━━━ Provided records ━━━

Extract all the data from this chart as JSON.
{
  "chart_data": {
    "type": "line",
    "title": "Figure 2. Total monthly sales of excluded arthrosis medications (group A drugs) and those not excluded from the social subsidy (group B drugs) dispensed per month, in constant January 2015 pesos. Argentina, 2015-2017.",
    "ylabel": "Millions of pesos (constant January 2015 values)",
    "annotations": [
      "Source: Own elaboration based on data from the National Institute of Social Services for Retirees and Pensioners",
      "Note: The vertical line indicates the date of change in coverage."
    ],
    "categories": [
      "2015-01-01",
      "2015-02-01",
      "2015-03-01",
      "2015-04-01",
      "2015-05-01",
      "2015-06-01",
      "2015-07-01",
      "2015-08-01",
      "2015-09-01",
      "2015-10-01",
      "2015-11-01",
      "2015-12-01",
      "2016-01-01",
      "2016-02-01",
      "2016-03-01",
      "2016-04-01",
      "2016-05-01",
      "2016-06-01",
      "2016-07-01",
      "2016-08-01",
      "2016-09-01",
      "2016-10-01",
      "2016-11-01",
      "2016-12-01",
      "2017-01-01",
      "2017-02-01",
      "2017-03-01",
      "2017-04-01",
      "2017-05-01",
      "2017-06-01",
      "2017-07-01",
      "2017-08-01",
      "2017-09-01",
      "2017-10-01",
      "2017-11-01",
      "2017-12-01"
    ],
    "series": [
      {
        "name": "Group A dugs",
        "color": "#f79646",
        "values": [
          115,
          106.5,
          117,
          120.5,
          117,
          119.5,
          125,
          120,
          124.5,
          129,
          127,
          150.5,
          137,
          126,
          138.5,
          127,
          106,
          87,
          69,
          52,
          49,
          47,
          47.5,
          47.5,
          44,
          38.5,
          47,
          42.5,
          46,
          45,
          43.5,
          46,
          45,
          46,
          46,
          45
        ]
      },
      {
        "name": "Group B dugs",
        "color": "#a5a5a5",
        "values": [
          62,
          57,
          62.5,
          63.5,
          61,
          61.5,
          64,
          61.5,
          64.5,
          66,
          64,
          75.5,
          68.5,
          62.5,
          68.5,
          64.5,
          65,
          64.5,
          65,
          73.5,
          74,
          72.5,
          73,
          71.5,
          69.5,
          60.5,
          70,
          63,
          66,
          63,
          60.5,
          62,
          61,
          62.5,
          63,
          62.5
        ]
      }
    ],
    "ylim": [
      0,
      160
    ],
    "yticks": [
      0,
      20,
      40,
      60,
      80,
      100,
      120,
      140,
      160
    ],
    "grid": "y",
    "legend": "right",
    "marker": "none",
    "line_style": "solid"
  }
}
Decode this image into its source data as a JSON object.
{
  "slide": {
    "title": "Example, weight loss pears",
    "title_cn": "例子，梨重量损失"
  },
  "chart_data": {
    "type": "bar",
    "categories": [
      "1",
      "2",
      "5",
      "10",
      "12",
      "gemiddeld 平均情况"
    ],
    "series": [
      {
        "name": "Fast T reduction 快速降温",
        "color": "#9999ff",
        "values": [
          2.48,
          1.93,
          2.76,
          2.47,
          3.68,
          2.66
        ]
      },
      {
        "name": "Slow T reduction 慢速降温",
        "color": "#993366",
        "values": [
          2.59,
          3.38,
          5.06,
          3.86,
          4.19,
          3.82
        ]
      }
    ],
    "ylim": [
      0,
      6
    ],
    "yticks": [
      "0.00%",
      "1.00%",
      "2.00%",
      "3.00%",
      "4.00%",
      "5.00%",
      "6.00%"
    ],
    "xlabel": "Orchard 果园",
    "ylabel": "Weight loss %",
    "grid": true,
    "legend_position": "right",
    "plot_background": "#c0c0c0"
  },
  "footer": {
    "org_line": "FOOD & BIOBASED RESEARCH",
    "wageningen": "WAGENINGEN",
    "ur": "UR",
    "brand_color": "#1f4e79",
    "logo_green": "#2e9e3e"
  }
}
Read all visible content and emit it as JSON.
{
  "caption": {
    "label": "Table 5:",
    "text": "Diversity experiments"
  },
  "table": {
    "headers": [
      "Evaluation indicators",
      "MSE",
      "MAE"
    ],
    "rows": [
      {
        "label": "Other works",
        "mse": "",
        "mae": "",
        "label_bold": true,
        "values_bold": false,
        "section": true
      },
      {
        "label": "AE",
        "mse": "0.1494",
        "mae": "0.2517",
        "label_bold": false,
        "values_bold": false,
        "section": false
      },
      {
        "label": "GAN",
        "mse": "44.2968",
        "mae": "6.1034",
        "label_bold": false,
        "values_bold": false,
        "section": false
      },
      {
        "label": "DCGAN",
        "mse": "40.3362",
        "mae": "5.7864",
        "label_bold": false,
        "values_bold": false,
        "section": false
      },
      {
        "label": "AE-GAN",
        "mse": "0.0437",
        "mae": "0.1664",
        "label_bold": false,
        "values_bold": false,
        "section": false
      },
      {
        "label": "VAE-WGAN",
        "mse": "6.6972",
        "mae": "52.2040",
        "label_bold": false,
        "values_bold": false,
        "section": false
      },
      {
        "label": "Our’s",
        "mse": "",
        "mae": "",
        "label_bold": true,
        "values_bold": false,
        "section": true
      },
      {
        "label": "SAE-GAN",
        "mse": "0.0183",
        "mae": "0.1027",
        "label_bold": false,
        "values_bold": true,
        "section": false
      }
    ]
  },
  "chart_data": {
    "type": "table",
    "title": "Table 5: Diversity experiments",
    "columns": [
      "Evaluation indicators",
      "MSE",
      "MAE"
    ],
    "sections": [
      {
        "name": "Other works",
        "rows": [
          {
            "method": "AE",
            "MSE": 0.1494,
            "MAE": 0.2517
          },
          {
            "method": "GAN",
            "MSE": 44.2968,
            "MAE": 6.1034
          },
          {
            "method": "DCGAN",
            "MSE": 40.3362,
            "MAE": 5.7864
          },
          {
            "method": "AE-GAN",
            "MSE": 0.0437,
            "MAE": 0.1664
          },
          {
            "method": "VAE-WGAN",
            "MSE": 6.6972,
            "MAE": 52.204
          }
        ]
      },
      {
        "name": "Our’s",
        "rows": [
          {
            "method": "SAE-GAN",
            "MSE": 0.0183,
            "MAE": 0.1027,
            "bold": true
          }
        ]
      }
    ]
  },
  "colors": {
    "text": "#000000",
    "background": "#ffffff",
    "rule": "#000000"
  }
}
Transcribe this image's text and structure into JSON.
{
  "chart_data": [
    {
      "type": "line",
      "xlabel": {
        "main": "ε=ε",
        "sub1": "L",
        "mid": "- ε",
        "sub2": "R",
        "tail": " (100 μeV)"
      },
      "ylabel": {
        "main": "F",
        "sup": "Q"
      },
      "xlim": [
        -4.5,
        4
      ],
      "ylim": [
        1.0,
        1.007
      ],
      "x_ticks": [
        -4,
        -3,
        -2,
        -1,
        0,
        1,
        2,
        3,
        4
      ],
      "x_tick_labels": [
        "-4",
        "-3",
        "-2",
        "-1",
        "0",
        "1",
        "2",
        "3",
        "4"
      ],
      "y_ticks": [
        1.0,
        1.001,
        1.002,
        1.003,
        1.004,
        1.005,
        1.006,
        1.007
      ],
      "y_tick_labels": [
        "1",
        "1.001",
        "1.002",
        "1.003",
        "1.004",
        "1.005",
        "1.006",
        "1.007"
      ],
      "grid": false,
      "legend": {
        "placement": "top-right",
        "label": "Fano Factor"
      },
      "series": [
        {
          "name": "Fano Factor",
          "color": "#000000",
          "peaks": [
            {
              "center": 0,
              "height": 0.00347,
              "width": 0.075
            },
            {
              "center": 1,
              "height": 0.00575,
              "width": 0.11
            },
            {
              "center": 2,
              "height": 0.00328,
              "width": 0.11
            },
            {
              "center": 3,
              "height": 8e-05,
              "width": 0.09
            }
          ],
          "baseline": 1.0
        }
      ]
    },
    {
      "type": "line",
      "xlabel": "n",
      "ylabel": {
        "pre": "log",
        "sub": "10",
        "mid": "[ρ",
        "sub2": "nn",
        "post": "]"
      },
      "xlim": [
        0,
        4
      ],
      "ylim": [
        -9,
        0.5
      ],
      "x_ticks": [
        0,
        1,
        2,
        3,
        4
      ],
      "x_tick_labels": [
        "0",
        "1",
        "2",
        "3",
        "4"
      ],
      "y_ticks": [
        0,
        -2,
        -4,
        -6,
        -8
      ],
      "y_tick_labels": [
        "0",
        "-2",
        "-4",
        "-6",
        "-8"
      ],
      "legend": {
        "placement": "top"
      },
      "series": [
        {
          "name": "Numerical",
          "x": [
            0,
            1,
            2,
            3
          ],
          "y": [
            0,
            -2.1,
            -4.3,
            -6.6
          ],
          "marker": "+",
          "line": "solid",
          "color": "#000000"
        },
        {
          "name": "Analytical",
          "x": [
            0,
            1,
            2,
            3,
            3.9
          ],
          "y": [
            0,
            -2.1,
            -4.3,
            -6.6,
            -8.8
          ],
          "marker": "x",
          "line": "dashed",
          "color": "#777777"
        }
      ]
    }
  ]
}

━━━

Request:
Collect each line holding the string "ylabel".

Exercise answer:
    "ylabel": "Millions of pesos (constant January 2015 values)",
    "ylabel": "Weight loss %",
      "ylabel": {
      "ylabel": {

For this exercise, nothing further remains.